Work through the records below and tally every line containing "background". Reply with the total alone.

━━━ WORKING DATA ━━━

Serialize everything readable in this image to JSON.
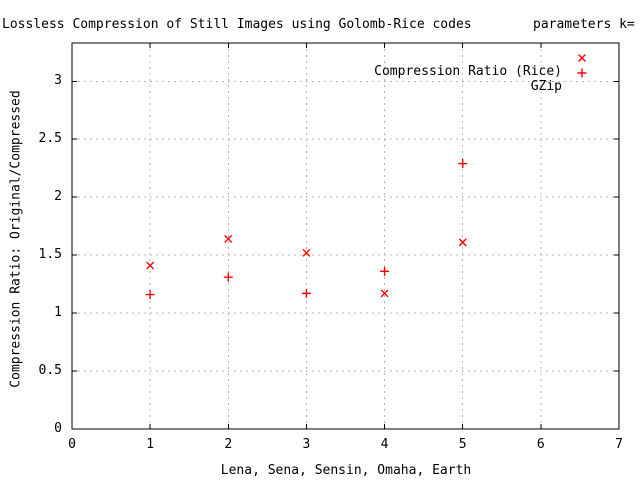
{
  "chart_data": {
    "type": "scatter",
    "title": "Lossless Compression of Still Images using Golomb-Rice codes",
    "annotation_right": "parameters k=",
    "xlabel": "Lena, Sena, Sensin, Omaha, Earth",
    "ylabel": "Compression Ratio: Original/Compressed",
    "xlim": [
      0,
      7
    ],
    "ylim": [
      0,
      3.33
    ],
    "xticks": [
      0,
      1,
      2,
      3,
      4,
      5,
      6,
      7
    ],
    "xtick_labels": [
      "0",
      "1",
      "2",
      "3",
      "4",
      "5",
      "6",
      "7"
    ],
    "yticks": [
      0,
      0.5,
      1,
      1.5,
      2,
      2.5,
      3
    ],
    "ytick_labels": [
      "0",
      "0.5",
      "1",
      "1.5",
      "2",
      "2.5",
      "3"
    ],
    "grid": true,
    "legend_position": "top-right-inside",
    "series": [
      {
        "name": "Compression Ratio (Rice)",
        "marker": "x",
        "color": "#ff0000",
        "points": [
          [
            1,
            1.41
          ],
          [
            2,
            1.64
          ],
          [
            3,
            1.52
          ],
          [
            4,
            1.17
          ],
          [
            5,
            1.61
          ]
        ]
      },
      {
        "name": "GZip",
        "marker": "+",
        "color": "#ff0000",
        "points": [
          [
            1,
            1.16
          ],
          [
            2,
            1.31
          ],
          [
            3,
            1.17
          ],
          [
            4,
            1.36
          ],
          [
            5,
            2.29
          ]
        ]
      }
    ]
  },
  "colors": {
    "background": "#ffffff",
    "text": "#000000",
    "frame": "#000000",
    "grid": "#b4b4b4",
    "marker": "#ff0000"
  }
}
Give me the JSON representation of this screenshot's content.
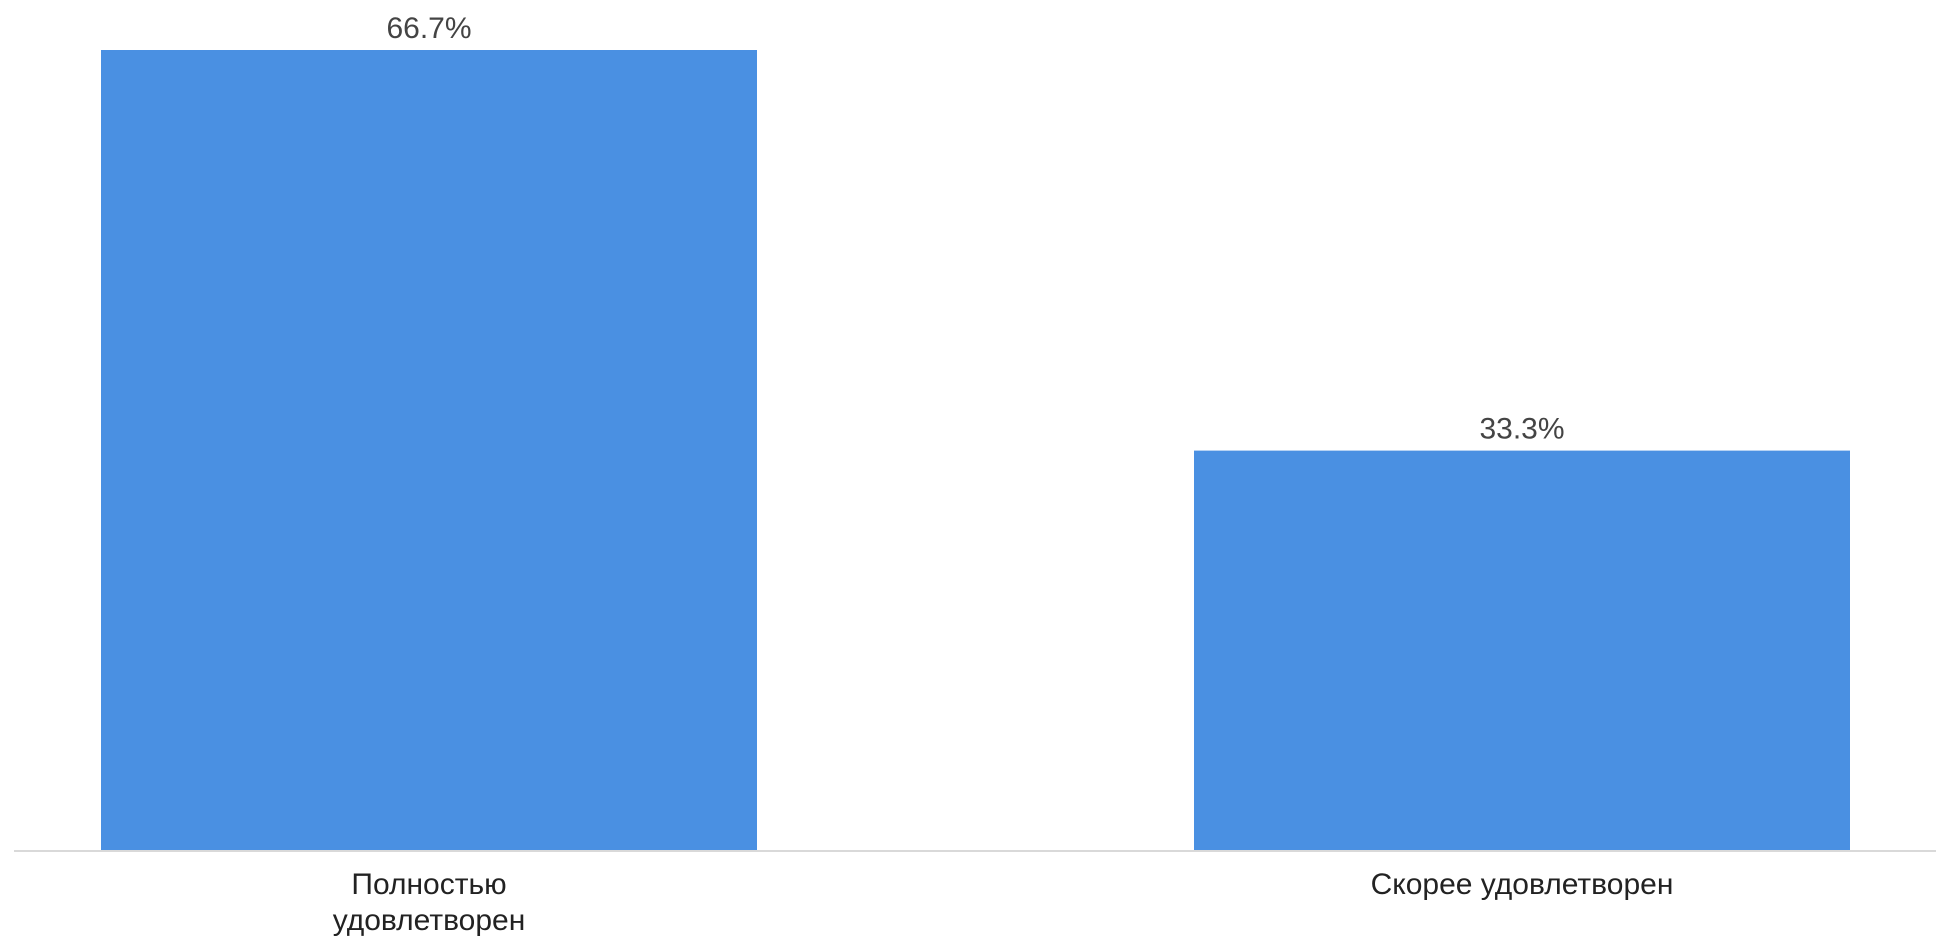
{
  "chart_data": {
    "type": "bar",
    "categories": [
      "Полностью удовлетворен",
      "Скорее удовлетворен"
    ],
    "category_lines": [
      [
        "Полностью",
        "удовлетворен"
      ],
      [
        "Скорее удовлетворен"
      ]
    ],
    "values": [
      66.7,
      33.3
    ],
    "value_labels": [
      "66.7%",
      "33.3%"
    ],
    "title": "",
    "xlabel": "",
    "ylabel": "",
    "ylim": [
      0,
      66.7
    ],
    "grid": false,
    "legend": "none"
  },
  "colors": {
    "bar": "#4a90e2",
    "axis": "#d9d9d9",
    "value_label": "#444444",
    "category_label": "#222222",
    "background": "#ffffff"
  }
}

━━━

**SOLUTION TO THIS TASK**
2